--- START Data rows ---

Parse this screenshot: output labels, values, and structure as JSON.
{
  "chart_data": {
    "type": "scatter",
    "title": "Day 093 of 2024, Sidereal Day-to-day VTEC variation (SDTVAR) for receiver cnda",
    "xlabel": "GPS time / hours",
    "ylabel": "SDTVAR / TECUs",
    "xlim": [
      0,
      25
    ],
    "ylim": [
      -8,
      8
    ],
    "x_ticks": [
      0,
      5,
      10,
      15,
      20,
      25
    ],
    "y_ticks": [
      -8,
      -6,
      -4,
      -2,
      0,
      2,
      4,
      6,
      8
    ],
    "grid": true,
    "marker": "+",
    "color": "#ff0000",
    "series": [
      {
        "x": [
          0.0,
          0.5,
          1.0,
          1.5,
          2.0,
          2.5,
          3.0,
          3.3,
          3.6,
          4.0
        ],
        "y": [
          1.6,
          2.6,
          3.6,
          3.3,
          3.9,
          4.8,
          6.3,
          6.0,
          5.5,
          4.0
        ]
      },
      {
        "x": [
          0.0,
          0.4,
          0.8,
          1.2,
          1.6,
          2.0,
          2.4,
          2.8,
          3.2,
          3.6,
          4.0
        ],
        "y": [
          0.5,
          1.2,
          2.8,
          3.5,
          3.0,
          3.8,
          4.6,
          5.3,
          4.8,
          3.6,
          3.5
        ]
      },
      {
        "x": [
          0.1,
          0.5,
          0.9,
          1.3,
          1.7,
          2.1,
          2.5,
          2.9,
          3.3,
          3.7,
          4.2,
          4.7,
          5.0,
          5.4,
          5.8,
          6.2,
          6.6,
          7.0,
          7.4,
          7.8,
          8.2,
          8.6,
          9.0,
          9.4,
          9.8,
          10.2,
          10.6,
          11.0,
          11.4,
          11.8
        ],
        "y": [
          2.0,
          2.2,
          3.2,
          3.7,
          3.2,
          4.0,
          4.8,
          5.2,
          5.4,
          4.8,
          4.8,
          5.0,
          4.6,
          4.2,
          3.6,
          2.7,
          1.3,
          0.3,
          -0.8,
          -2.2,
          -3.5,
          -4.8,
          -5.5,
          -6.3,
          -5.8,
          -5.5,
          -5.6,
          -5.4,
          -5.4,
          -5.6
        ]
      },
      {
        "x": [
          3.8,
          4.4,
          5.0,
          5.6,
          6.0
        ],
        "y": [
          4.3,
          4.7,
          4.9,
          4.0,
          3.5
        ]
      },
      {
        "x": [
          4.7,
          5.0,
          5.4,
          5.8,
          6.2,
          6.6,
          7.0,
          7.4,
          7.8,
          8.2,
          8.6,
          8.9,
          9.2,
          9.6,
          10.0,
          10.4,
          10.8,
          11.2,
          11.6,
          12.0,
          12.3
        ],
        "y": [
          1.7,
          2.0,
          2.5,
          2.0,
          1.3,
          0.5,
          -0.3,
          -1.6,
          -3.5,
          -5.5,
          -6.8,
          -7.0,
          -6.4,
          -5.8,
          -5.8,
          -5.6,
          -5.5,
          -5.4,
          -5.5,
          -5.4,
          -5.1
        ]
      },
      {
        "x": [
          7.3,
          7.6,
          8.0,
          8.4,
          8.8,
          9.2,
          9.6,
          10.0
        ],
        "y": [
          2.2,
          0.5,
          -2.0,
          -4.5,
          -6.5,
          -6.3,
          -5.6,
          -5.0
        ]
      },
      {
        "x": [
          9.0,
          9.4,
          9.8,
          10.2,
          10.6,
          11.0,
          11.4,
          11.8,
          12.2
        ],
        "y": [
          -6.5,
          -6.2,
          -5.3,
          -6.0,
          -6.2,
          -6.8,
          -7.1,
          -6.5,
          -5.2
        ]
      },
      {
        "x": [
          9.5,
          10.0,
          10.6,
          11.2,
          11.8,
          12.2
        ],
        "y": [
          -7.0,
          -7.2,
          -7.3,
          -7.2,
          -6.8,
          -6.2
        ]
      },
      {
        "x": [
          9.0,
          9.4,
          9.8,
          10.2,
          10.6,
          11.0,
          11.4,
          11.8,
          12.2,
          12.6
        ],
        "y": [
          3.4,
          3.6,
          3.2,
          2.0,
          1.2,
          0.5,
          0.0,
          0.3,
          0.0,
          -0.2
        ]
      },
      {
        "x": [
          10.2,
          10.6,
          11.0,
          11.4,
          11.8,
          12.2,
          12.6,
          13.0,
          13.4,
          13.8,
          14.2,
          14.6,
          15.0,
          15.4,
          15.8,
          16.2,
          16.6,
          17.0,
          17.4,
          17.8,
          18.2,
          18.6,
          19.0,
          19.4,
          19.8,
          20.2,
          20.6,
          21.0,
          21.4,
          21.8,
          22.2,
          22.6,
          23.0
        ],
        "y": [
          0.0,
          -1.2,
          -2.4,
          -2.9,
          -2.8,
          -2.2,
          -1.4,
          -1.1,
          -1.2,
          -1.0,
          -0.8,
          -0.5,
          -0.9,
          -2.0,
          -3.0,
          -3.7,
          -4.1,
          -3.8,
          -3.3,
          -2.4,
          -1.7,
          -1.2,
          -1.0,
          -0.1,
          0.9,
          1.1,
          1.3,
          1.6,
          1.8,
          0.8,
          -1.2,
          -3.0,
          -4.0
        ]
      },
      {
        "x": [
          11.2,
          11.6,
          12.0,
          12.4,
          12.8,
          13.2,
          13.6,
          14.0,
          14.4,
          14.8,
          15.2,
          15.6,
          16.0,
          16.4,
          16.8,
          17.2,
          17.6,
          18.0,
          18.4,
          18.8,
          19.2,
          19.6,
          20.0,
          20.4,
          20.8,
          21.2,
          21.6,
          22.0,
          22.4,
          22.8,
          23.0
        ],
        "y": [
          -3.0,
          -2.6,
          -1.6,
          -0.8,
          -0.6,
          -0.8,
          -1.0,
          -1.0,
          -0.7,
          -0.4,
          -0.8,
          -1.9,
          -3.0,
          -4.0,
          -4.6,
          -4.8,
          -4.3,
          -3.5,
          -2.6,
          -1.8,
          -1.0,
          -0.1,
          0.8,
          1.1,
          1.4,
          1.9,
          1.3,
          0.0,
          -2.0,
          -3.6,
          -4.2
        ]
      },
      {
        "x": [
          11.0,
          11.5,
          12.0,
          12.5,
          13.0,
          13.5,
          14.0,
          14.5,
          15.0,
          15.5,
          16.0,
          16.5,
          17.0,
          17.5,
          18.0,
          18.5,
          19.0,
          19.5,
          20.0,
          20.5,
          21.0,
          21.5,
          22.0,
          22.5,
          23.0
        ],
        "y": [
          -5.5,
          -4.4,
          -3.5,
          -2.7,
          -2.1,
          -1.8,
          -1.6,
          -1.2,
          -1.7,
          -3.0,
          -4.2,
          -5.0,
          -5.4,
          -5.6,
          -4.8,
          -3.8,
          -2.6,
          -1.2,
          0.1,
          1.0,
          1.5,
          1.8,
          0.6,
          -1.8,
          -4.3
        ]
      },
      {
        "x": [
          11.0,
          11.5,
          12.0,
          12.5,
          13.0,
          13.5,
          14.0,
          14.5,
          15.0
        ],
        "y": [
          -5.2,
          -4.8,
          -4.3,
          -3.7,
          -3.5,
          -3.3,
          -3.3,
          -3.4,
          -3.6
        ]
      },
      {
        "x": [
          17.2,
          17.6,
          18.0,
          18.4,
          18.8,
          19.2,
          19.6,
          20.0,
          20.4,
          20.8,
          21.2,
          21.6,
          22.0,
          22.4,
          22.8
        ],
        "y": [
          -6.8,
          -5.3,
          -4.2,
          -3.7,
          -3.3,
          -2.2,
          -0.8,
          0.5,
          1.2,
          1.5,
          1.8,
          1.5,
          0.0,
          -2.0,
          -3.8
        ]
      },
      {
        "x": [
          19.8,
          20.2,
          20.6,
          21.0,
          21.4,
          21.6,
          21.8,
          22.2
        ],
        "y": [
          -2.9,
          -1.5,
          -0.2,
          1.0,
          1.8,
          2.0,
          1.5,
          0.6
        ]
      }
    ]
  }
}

--- END Data rows ---
--- START Data rows ---

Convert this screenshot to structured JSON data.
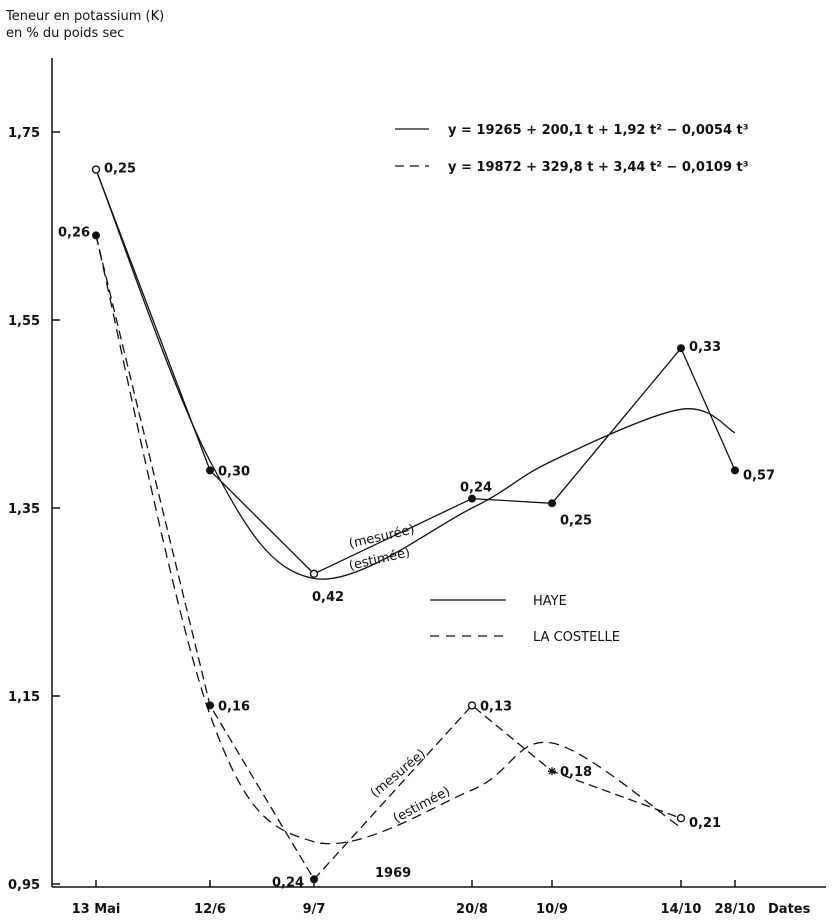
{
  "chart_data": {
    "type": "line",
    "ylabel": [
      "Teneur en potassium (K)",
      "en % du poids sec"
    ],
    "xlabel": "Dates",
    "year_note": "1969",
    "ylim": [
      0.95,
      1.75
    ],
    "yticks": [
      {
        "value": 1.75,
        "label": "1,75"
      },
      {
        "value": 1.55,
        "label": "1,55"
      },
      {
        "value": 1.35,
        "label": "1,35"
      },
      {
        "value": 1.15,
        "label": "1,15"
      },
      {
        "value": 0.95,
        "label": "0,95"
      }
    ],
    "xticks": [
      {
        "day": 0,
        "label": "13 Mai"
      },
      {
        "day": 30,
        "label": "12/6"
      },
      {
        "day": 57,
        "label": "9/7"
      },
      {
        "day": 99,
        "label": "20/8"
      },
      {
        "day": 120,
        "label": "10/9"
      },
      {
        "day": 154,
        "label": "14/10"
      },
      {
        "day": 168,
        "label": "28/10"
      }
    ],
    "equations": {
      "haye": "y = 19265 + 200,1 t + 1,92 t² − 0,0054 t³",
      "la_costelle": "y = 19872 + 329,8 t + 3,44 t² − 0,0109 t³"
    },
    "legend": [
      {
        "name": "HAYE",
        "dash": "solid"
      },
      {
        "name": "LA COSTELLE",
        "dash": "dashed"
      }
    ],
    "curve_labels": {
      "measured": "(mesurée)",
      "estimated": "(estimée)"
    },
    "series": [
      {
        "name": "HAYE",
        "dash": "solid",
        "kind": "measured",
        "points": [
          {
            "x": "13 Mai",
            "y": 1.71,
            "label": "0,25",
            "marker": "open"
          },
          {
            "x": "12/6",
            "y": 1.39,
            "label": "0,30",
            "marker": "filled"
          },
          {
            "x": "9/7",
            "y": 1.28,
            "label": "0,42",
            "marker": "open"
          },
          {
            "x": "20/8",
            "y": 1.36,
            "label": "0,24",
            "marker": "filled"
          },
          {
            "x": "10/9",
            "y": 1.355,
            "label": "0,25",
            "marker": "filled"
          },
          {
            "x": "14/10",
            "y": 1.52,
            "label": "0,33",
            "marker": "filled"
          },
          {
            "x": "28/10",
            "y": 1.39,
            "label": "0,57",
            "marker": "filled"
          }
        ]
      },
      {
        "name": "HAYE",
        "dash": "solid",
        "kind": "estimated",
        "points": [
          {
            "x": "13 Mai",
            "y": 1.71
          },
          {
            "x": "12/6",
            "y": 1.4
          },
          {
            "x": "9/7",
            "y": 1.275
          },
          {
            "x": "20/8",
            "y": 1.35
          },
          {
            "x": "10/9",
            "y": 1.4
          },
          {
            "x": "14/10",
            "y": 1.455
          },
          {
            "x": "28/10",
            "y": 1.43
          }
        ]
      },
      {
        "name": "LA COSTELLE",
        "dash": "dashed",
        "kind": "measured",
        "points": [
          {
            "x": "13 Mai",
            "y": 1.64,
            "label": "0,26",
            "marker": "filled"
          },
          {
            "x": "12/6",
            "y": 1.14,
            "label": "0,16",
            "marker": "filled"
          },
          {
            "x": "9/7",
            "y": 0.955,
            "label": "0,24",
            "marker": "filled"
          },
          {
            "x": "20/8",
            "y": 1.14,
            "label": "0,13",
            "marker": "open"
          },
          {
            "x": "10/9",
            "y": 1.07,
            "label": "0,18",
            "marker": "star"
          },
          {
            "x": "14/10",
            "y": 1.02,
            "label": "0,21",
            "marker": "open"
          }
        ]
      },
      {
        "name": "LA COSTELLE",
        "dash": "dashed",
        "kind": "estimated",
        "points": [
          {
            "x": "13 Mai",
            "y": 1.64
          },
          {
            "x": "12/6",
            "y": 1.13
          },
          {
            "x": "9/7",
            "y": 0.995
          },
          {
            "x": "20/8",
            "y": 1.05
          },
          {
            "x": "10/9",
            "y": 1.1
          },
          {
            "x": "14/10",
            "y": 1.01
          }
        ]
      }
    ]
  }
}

--- END Data rows ---

Exercise requirements: Which lines in the records above contain the string "JSON"? Copy each one.

Task output:
Parse this screenshot: output labels, values, and structure as JSON.
Convert this screenshot to structured JSON data.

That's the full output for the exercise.